TASK DESCRIPTION:
Select all lines with the string "into" in them, and copy those lines.

════════════════════

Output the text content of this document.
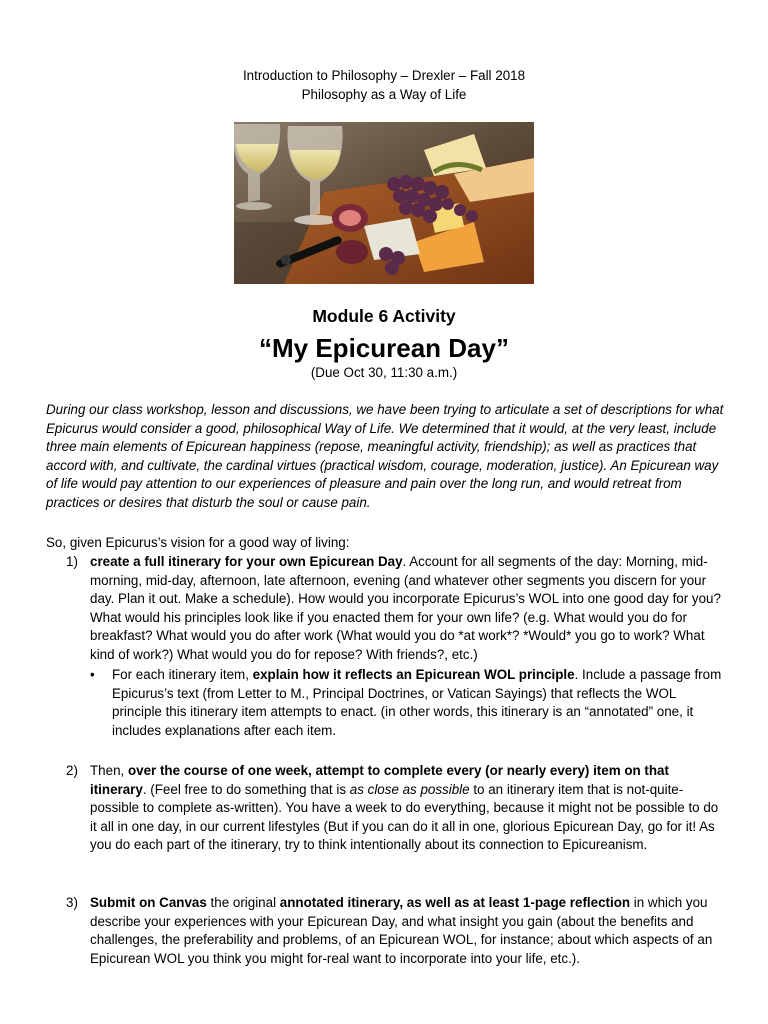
Introduction to Philosophy – Drexler – Fall 2018
Philosophy as a Way of Life
Module 6 Activity
“My Epicurean Day”
(Due Oct 30, 11:30 a.m.)
During our class workshop, lesson and discussions, we have been trying to articulate a set of descriptions for what Epicurus would consider a good, philosophical Way of Life. We determined that it would, at the very least, include three main elements of Epicurean happiness (repose, meaningful activity, friendship); as well as practices that accord with, and cultivate, the cardinal virtues (practical wisdom, courage, moderation, justice). An Epicurean way of life would pay attention to our experiences of pleasure and pain over the long run, and would retreat from practices or desires that disturb the soul or cause pain.
So, given Epicurus’s vision for a good way of living:
1) create a full itinerary for your own Epicurean Day. Account for all segments of the day: Morning, mid-morning, mid-day, afternoon, late afternoon, evening (and whatever other segments you discern for your day. Plan it out. Make a schedule). How would you incorporate Epicurus’s WOL into one good day for you? What would his principles look like if you enacted them for your own life? (e.g. What would you do for breakfast? What would you do after work (What would you do *at work*? *Would* you go to work? What kind of work?) What would you do for repose? With friends?, etc.)
• For each itinerary item, explain how it reflects an Epicurean WOL principle. Include a passage from Epicurus’s text (from Letter to M., Principal Doctrines, or Vatican Sayings) that reflects the WOL principle this itinerary item attempts to enact. (in other words, this itinerary is an “annotated” one, it includes explanations after each item.
2) Then, over the course of one week, attempt to complete every (or nearly every) item on that itinerary. (Feel free to do something that is as close as possible to an itinerary item that is not-quite-possible to complete as-written). You have a week to do everything, because it might not be possible to do it all in one day, in our current lifestyles (But if you can do it all in one, glorious Epicurean Day, go for it! As you do each part of the itinerary, try to think intentionally about its connection to Epicureanism.
3) Submit on Canvas the original annotated itinerary, as well as at least 1-page reflection in which you describe your experiences with your Epicurean Day, and what insight you gain (about the benefits and challenges, the preferability and problems, of an Epicurean WOL, for instance; about which aspects of an Epicurean WOL you think you might for-real want to incorporate into your life, etc.).
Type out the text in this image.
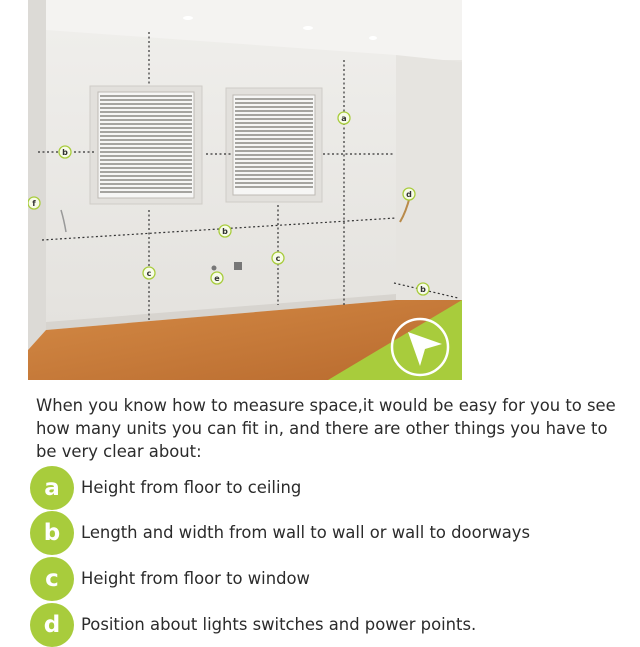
a
b
b
b
c
c
d
e
f

When you know how to measure space,it would be easy for you to see how many units you can fit in, and there are other things you have to be very clear about:

a	Height from floor to ceiling
b	Length and width from wall to wall or wall to doorways
c	Height from floor to window
d	Position about lights switches and power points.
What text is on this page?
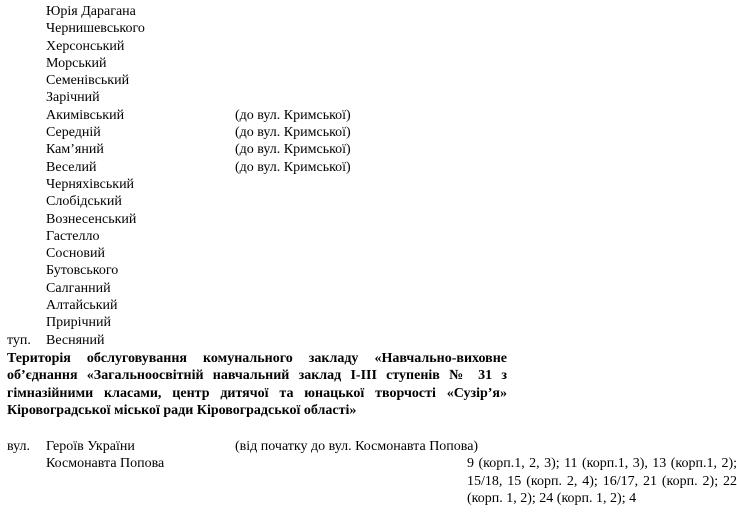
Юрія Дарагана
Чернишевського
Херсонський
Морський
Семенівський
Зарічний
Акимівський	(до вул. Кримської)
Середній	(до вул. Кримської)
Кам’яний	(до вул. Кримської)
Веселий	(до вул. Кримської)
Черняхівський
Слобідський
Вознесенський
Гастелло
Сосновий
Бутовського
Салганний
Алтайський
Прирічний
туп. Весняний
Територія обслуговування комунального закладу «Навчально-виховне об’єднання «Загальноосвітній навчальний заклад І-ІІІ ступенів № 31 з гімназійними класами, центр дитячої та юнацької творчості «Сузір’я» Кіровоградської міської ради Кіровоградської області»
вул. Героїв України	(від початку до вул. Космонавта Попова)
Космонавта Попова	9 (корп.1, 2, 3); 11 (корп.1, 3), 13 (корп.1, 2); 15/18, 15 (корп. 2, 4); 16/17, 21 (корп. 2); 22 (корп. 1, 2); 24 (корп. 1, 2); 4
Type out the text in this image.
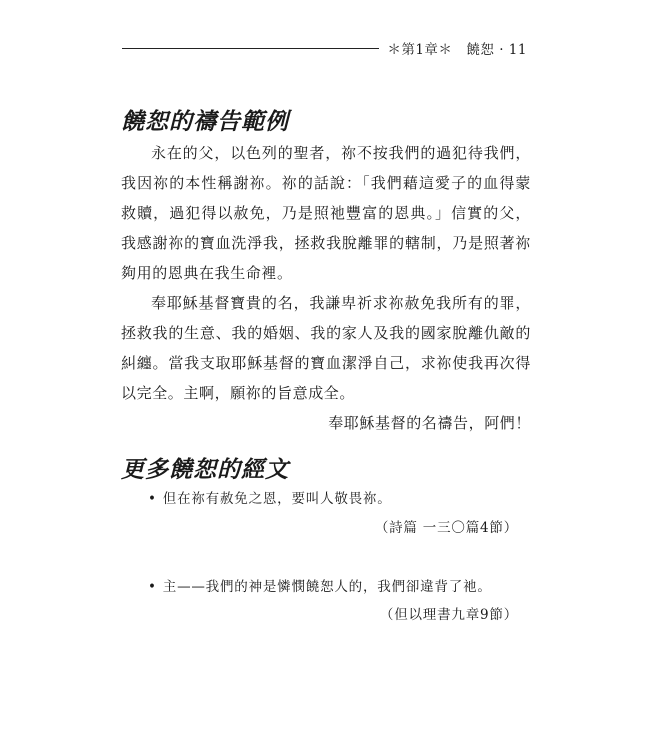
＊第1章＊　饒恕 · 11
饒恕的禱告範例

永在的父，以色列的聖者，祢不按我們的過犯待我們，我因祢的本性稱謝祢。祢的話說：「我們藉這愛子的血得蒙救贖，過犯得以赦免，乃是照祂豐富的恩典。」信實的父，我感謝祢的寶血洗淨我，拯救我脫離罪的轄制，乃是照著祢夠用的恩典在我生命裡。

奉耶穌基督寶貴的名，我謙卑祈求祢赦免我所有的罪，拯救我的生意、我的婚姻、我的家人及我的國家脫離仇敵的糾纏。當我支取耶穌基督的寶血潔淨自己，求祢使我再次得以完全。主啊，願祢的旨意成全。

奉耶穌基督的名禱告，阿們！

更多饒恕的經文
• 但在祢有赦免之恩，要叫人敬畏祢。
（詩篇 一三〇篇4節）
• 主——我們的神是憐憫饒恕人的，我們卻違背了祂。
（但以理書九章9節）
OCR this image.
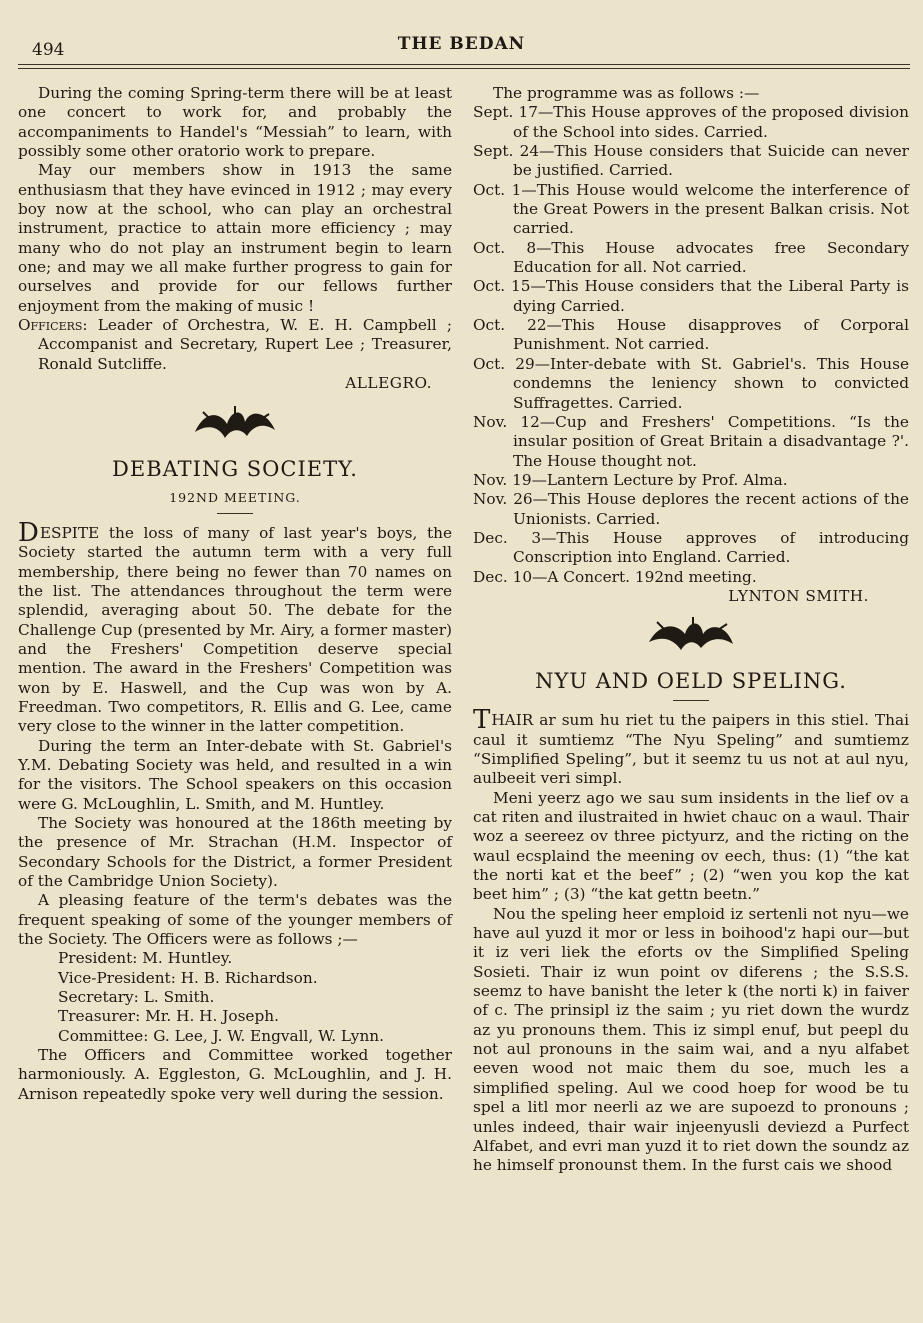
494	THE BEDAN

During the coming Spring-term there will be at least one concert to work for, and probably the accompaniments to Handel's “Messiah” to learn, with possibly some other oratorio work to prepare.

May our members show in 1913 the same enthusiasm that they have evinced in 1912 ; may every boy now at the school, who can play an orchestral instrument, practice to attain more efficiency ; may many who do not play an instrument begin to learn one; and may we all make further progress to gain for ourselves and provide for our fellows further enjoyment from the making of music !

Officers: Leader of Orchestra, W. E. H. Campbell ; Accompanist and Secretary, Rupert Lee ; Treasurer, Ronald Sutcliffe.

ALLEGRO.

DEBATING SOCIETY.
192ND MEETING.

DESPITE the loss of many of last year's boys, the Society started the autumn term with a very full membership, there being no fewer than 70 names on the list. The attendances throughout the term were splendid, averaging about 50. The debate for the Challenge Cup (presented by Mr. Airy, a former master) and the Freshers' Competition deserve special mention. The award in the Freshers' Competition was won by E. Haswell, and the Cup was won by A. Freedman. Two competitors, R. Ellis and G. Lee, came very close to the winner in the latter competition.

During the term an Inter-debate with St. Gabriel's Y.M. Debating Society was held, and resulted in a win for the visitors. The School speakers on this occasion were G. McLoughlin, L. Smith, and M. Huntley.

The Society was honoured at the 186th meeting by the presence of Mr. Strachan (H.M. Inspector of Secondary Schools for the District, a former President of the Cambridge Union Society).

A pleasing feature of the term's debates was the frequent speaking of some of the younger members of the Society. The Officers were as follows ;—

President: M. Huntley.

Vice-President: H. B. Richardson.

Secretary: L. Smith.

Treasurer: Mr. H. H. Joseph.

Committee: G. Lee, J. W. Engvall, W. Lynn.

The Officers and Committee worked together harmoniously. A. Eggleston, G. McLoughlin, and J. H. Arnison repeatedly spoke very well during the session.

The programme was as follows :—

Sept. 17—This House approves of the proposed division of the School into sides. Carried.

Sept. 24—This House considers that Suicide can never be justified. Carried.

Oct. 1—This House would welcome the interference of the Great Powers in the present Balkan crisis. Not carried.

Oct. 8—This House advocates free Secondary Education for all. Not carried.

Oct. 15—This House considers that the Liberal Party is dying Carried.

Oct. 22—This House disapproves of Corporal Punishment. Not carried.

Oct. 29—Inter-debate with St. Gabriel's. This House condemns the leniency shown to convicted Suffragettes. Carried.

Nov. 12—Cup and Freshers' Competitions. “Is the insular position of Great Britain a disadvantage ?'. The House thought not.

Nov. 19—Lantern Lecture by Prof. Alma.

Nov. 26—This House deplores the recent actions of the Unionists. Carried.

Dec. 3—This House approves of introducing Conscription into England. Carried.

Dec. 10—A Concert. 192nd meeting.

LYNTON SMITH.

NYU AND OELD SPELING.

THAIR ar sum hu riet tu the paipers in this stiel. Thai caul it sumtiemz “The Nyu Speling” and sumtiemz “Simplified Speling”, but it seemz tu us not at aul nyu, aulbeeit veri simpl.

Meni yeerz ago we sau sum insidents in the lief ov a cat riten and ilustraited in hwiet chauc on a waul. Thair woz a seereez ov three pictyurz, and the ricting on the waul ecsplaind the meening ov eech, thus: (1) “the kat the norti kat et the beef” ; (2) “wen you kop the kat beet him” ; (3) “the kat gettn beetn.”

Nou the speling heer emploid iz sertenli not nyu—we have aul yuzd it mor or less in boihood'z hapi our—but it iz veri liek the eforts ov the Simplified Speling Sosieti. Thair iz wun point ov diferens ; the S.S.S. seemz to have banisht the leter k (the norti k) in faiver of c. The prinsipl iz the saim ; yu riet down the wurdz az yu pronouns them. This iz simpl enuf, but peepl du not aul pronouns in the saim wai, and a nyu alfabet eeven wood not maic them du soe, much les a simplified speling. Aul we cood hoep for wood be tu spel a litl mor neerli az we are supoezd to pronouns ; unles indeed, thair wair injeenyusli deviezd a Purfect Alfabet, and evri man yuzd it to riet down the soundz az he himself pronounst them. In the furst cais we shood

════════════════════

SOLUTION FOR THIS EXERCISE:
1) create a full itinerary for your own Epicurean Day. Account for all segments of the day: Morning, mid-morning, mid-day, afternoon, late afternoon, evening (and whatever other segments you discern for your day. Plan it out. Make a schedule). How would you incorporate Epicurus’s WOL into one good day for you? What would his principles look like if you enacted them for your own life? (e.g. What would you do for breakfast? What would you do after work (What would you do *at work*? *Would* you go to work? What kind of work?) What would you do for repose? With friends?, etc.)
3) Submit on Canvas the original annotated itinerary, as well as at least 1-page reflection in which you describe your experiences with your Epicurean Day, and what insight you gain (about the benefits and challenges, the preferability and problems, of an Epicurean WOL, for instance; about which aspects of an Epicurean WOL you think you might for-real want to incorporate into your life, etc.).
Sept. 17—This House approves of the proposed division of the School into sides. Carried.
Dec. 3—This House approves of introducing Conscription into England. Carried.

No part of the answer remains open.